*WHAT TO PRODUCE*
Copy every line of the entries that has the string "deadline" in it.

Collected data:

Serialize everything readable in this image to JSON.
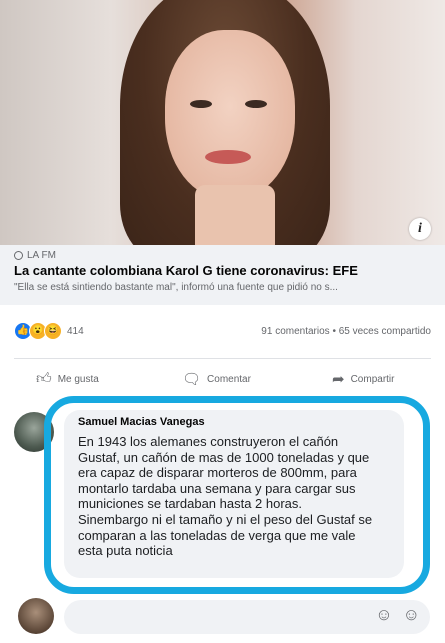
{
  "post": {
    "info_label": "i",
    "link": {
      "source": "LA FM",
      "headline": "La cantante colombiana Karol G tiene coronavirus: EFE",
      "snippet": "\"Ella se está sintiendo bastante mal\", informó una fuente que pidió no s..."
    },
    "reactions": {
      "count": "414",
      "types": [
        "like-icon",
        "wow-icon",
        "haha-icon"
      ]
    },
    "stats": "91 comentarios • 65 veces compartido",
    "actions": {
      "like": "Me gusta",
      "comment": "Comentar",
      "share": "Compartir"
    }
  },
  "comment": {
    "author": "Samuel Macias Vanegas",
    "text": "En 1943 los alemanes construyeron el cañón\nGustaf, un cañón de mas de 1000 toneladas y que\nera capaz de disparar morteros  de 800mm, para\nmontarlo tardaba una semana y para cargar sus\nmuniciones se tardaban hasta 2 horas.\nSinembargo ni el tamaño y ni el peso del Gustaf se\ncomparan a  las toneladas de verga que me vale\nesta puta noticia"
  },
  "reply": {
    "placeholder": "",
    "icons": [
      "sticker-icon",
      "emoji-icon"
    ]
  },
  "colors": {
    "highlight_border": "#17a9e0",
    "link_background": "#f0f2f5",
    "like_blue": "#1877f2"
  }
}
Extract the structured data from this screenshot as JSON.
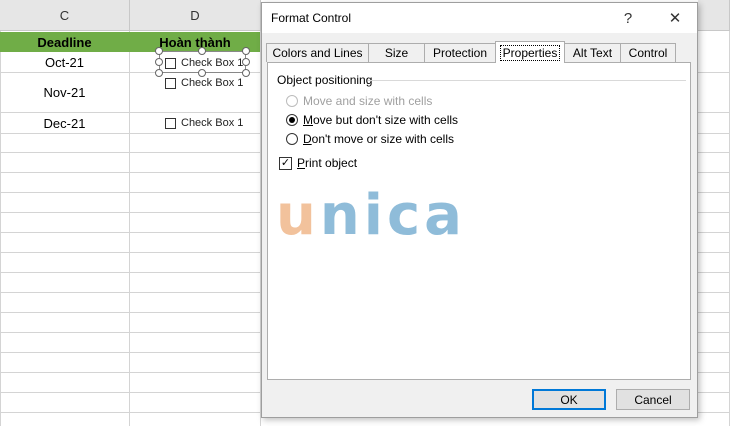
{
  "sheet": {
    "columns": [
      {
        "label": "C"
      },
      {
        "label": "D"
      }
    ],
    "header_cells": {
      "deadline": "Deadline",
      "done": "Hoàn thành"
    },
    "rows": [
      {
        "deadline": "Oct-21",
        "checkbox": "Check Box 1"
      },
      {
        "deadline": "Nov-21",
        "checkbox": "Check Box 1"
      },
      {
        "deadline": "Dec-21",
        "checkbox": "Check Box 1"
      }
    ],
    "header_color": "#70ad47"
  },
  "dialog": {
    "title": "Format Control",
    "help_label": "?",
    "close_label": "✕",
    "tabs": [
      {
        "label": "Colors and Lines",
        "active": false
      },
      {
        "label": "Size",
        "active": false
      },
      {
        "label": "Protection",
        "active": false
      },
      {
        "label": "Properties",
        "active": true
      },
      {
        "label": "Alt Text",
        "active": false
      },
      {
        "label": "Control",
        "active": false
      }
    ],
    "group_label": "Object positioning",
    "options": {
      "move_and_size": "Move and size with cells",
      "move_not_size_prefix": "",
      "move_not_size_accel": "M",
      "move_not_size_rest": "ove but don't size with cells",
      "dont_move_accel": "D",
      "dont_move_rest": "on't move or size with cells"
    },
    "selected_option": "move_not_size",
    "print_accel": "P",
    "print_rest": "rint object",
    "print_checked": true,
    "check_glyph": "✓",
    "watermark": {
      "text": "unica",
      "letters": [
        "u",
        "n",
        "i",
        "c",
        "a"
      ],
      "colors": [
        "#f2c29c",
        "#8fbcd9",
        "#8fbcd9",
        "#8fbcd9",
        "#8fbcd9"
      ]
    },
    "ok_label": "OK",
    "cancel_label": "Cancel",
    "accent": "#0078d7"
  }
}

*EXERCISE SOLUTION*
      "deadline": "Deadline",
        "deadline": "Oct-21",
        "deadline": "Nov-21",
        "deadline": "Dec-21",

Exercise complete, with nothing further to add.